[Supplied data]
──────

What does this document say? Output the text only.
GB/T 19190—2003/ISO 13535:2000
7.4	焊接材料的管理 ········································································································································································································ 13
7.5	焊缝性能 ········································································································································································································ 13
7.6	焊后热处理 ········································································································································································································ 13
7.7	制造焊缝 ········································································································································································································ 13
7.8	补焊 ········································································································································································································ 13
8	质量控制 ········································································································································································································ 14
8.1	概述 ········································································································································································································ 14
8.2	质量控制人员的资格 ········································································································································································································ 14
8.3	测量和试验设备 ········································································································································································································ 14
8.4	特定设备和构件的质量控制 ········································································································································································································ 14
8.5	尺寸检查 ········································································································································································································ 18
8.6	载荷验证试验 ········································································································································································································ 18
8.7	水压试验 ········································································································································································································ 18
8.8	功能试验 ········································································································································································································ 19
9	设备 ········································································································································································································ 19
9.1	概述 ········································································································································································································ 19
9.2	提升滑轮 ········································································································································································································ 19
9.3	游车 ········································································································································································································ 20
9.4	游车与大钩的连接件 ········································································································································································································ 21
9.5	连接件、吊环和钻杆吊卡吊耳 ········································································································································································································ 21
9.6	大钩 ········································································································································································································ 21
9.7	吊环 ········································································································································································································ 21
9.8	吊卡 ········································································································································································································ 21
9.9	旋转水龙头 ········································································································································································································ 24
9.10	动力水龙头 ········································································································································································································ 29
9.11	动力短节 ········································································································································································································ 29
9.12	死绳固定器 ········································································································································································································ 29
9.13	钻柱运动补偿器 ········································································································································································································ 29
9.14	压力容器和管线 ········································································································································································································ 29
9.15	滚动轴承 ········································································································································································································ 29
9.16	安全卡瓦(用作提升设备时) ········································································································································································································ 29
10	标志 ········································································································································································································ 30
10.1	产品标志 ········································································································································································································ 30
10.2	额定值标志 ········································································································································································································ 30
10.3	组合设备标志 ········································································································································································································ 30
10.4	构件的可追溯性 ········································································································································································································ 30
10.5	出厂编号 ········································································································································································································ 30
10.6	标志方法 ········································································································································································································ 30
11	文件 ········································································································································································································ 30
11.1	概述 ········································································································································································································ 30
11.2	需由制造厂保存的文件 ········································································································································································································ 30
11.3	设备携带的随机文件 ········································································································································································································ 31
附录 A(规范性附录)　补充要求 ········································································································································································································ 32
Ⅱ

──────

[Challenge] Exactly reproduce every record.

[Right answer]
What does this document say? Output the text only.
GB/T 19190—2003/ISO 13535:2000
7.4	焊接材料的管理 ········································································································································································································ 13
7.5	焊缝性能 ········································································································································································································ 13
7.6	焊后热处理 ········································································································································································································ 13
7.7	制造焊缝 ········································································································································································································ 13
7.8	补焊 ········································································································································································································ 13
8	质量控制 ········································································································································································································ 14
8.1	概述 ········································································································································································································ 14
8.2	质量控制人员的资格 ········································································································································································································ 14
8.3	测量和试验设备 ········································································································································································································ 14
8.4	特定设备和构件的质量控制 ········································································································································································································ 14
8.5	尺寸检查 ········································································································································································································ 18
8.6	载荷验证试验 ········································································································································································································ 18
8.7	水压试验 ········································································································································································································ 18
8.8	功能试验 ········································································································································································································ 19
9	设备 ········································································································································································································ 19
9.1	概述 ········································································································································································································ 19
9.2	提升滑轮 ········································································································································································································ 19
9.3	游车 ········································································································································································································ 20
9.4	游车与大钩的连接件 ········································································································································································································ 21
9.5	连接件、吊环和钻杆吊卡吊耳 ········································································································································································································ 21
9.6	大钩 ········································································································································································································ 21
9.7	吊环 ········································································································································································································ 21
9.8	吊卡 ········································································································································································································ 21
9.9	旋转水龙头 ········································································································································································································ 24
9.10	动力水龙头 ········································································································································································································ 29
9.11	动力短节 ········································································································································································································ 29
9.12	死绳固定器 ········································································································································································································ 29
9.13	钻柱运动补偿器 ········································································································································································································ 29
9.14	压力容器和管线 ········································································································································································································ 29
9.15	滚动轴承 ········································································································································································································ 29
9.16	安全卡瓦(用作提升设备时) ········································································································································································································ 29
10	标志 ········································································································································································································ 30
10.1	产品标志 ········································································································································································································ 30
10.2	额定值标志 ········································································································································································································ 30
10.3	组合设备标志 ········································································································································································································ 30
10.4	构件的可追溯性 ········································································································································································································ 30
10.5	出厂编号 ········································································································································································································ 30
10.6	标志方法 ········································································································································································································ 30
11	文件 ········································································································································································································ 30
11.1	概述 ········································································································································································································ 30
11.2	需由制造厂保存的文件 ········································································································································································································ 30
11.3	设备携带的随机文件 ········································································································································································································ 31
附录 A(规范性附录)　补充要求 ········································································································································································································ 32
Ⅱ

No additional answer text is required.